WHAT THE TASK ASKS:
Retype each line of the material exactly, please, skipping any picture in it.

EXERCISE MATERIAL:
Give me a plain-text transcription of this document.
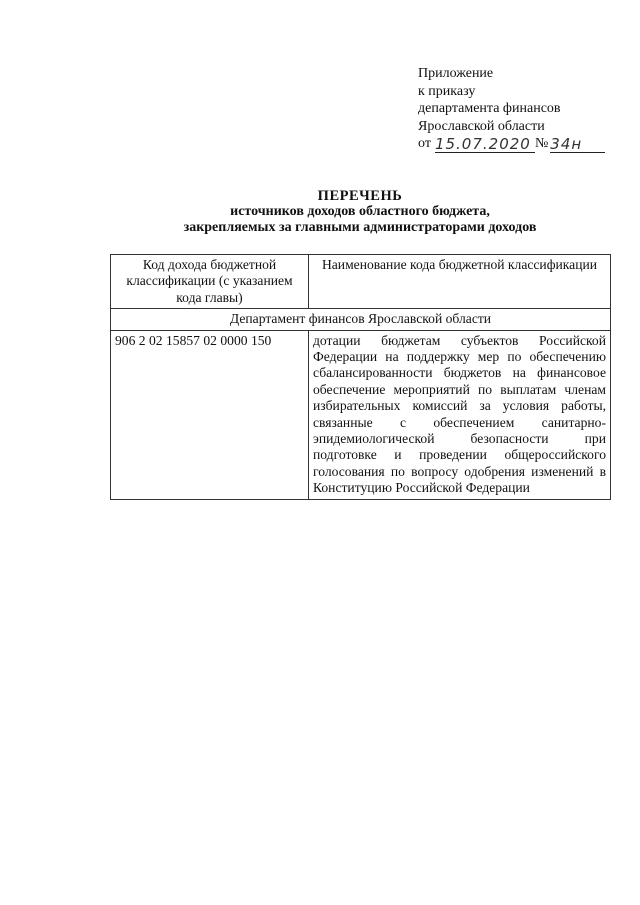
Приложение
к приказу
департамента финансов
Ярославской области
от 15.07.2020 № 34н
ПЕРЕЧЕНЬ
источников доходов областного бюджета,
закрепляемых за главными администраторами доходов
Код дохода бюджетной классификации (с указанием кода главы)	Наименование кода бюджетной классификации
Департамент финансов Ярославской области	
906 2 02 15857 02 0000 150	дотации бюджетам субъектов Российской Федерации на поддержку мер по обеспечению сбалансированности бюджетов на финансовое обеспечение мероприятий по выплатам членам избирательных комиссий за условия работы, связанные с обеспечением санитарно-эпидемиологической безопасности при подготовке и проведении общероссийского голосования по вопросу одобрения изменений в Конституцию Российской Федерации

SOLUTION TO THIS EXERCISE:
Give me a plain-text transcription of this document.
Приложение
к приказу
департамента финансов
Ярославской области
от 15.07.2020 № 34н
ПЕРЕЧЕНЬ
источников доходов областного бюджета,
закрепляемых за главными администраторами доходов
Код дохода бюджетной классификации (с указанием кода главы)	Наименование кода бюджетной классификации
Департамент финансов Ярославской области	
906 2 02 15857 02 0000 150	дотации бюджетам субъектов Российской Федерации на поддержку мер по обеспечению сбалансированности бюджетов на финансовое обеспечение мероприятий по выплатам членам избирательных комиссий за условия работы, связанные с обеспечением санитарно-эпидемиологической безопасности при подготовке и проведении общероссийского голосования по вопросу одобрения изменений в Конституцию Российской Федерации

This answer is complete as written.